Work required —
Reproduce, without any change, everything from the first line of the listing down to and including the line that contains "bar xyxy=(1614,700,1628,857)".

Input —
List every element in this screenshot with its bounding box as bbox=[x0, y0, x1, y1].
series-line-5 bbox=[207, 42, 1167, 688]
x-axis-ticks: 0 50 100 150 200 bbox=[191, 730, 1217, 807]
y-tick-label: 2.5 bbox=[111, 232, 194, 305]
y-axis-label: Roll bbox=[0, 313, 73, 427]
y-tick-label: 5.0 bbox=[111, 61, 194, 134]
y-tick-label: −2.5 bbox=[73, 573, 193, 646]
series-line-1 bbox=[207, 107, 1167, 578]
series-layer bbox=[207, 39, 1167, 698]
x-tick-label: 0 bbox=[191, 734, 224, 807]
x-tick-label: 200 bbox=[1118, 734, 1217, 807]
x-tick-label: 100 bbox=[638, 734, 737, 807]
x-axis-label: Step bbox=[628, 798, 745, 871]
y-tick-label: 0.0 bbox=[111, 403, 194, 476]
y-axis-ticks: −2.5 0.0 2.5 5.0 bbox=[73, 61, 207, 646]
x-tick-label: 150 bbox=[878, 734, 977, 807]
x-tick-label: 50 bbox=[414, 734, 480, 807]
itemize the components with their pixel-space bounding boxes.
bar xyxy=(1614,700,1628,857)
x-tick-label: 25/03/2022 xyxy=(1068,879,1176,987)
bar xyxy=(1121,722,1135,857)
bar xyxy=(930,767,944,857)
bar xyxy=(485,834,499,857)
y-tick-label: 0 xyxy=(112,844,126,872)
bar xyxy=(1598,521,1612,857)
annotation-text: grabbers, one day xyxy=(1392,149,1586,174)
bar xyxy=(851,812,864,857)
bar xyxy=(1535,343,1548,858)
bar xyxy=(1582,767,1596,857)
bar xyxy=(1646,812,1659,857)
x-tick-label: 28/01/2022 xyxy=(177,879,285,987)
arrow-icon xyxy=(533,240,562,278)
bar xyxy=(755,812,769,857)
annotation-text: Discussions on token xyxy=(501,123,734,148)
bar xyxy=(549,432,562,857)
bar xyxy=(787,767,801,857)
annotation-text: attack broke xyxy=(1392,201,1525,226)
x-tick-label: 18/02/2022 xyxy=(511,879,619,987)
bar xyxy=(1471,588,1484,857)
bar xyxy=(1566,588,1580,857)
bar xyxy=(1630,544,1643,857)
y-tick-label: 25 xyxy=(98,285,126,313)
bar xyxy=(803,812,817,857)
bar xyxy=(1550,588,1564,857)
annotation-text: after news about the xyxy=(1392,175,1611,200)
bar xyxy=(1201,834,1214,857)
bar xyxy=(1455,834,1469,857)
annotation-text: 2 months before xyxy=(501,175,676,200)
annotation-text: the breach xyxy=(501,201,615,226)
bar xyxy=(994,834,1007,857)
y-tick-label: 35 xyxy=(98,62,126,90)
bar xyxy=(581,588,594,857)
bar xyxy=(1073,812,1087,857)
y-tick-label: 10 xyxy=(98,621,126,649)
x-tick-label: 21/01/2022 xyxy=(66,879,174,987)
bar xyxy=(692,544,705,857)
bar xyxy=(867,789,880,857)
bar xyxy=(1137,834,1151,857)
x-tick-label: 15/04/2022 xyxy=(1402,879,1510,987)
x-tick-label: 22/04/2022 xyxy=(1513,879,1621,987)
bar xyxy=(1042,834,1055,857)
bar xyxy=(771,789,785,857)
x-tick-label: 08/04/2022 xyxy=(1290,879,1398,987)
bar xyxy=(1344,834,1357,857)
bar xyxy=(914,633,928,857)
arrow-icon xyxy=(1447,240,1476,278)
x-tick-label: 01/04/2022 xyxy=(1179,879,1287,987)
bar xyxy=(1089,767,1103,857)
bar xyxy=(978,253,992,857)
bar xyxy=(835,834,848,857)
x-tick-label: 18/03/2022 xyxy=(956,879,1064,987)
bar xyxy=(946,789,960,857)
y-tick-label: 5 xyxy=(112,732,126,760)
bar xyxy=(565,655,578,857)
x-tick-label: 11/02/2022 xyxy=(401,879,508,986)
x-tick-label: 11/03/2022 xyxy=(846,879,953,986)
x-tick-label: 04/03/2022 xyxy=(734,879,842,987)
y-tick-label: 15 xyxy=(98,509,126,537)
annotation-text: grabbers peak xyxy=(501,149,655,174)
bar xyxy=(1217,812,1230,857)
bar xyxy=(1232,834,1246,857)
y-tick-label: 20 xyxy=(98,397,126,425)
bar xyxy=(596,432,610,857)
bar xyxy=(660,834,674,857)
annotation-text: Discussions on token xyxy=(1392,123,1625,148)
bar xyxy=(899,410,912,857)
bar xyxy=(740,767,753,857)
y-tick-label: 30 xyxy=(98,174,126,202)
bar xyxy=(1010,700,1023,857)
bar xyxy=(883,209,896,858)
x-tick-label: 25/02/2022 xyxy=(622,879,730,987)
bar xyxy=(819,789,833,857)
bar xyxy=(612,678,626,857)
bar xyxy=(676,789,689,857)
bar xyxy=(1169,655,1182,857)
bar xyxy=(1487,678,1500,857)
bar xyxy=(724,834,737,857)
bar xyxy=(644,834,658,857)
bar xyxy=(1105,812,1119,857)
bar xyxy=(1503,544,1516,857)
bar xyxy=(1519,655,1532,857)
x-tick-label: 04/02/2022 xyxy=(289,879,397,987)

Completed exercise —
List every element in this screenshot with its bounding box as bbox=[x0, y0, x1, y1].
series-line-5 bbox=[207, 42, 1167, 688]
x-axis-ticks: 0 50 100 150 200 bbox=[191, 730, 1217, 807]
y-tick-label: 2.5 bbox=[111, 232, 194, 305]
y-axis-label: Roll bbox=[0, 313, 73, 427]
y-tick-label: 5.0 bbox=[111, 61, 194, 134]
y-tick-label: −2.5 bbox=[73, 573, 193, 646]
series-line-1 bbox=[207, 107, 1167, 578]
series-layer bbox=[207, 39, 1167, 698]
x-tick-label: 0 bbox=[191, 734, 224, 807]
x-tick-label: 200 bbox=[1118, 734, 1217, 807]
x-tick-label: 100 bbox=[638, 734, 737, 807]
x-axis-label: Step bbox=[628, 798, 745, 871]
y-tick-label: 0.0 bbox=[111, 403, 194, 476]
y-axis-ticks: −2.5 0.0 2.5 5.0 bbox=[73, 61, 207, 646]
x-tick-label: 150 bbox=[878, 734, 977, 807]
x-tick-label: 50 bbox=[414, 734, 480, 807]
itemize the components with their pixel-space bounding boxes.
bar xyxy=(1614,700,1628,857)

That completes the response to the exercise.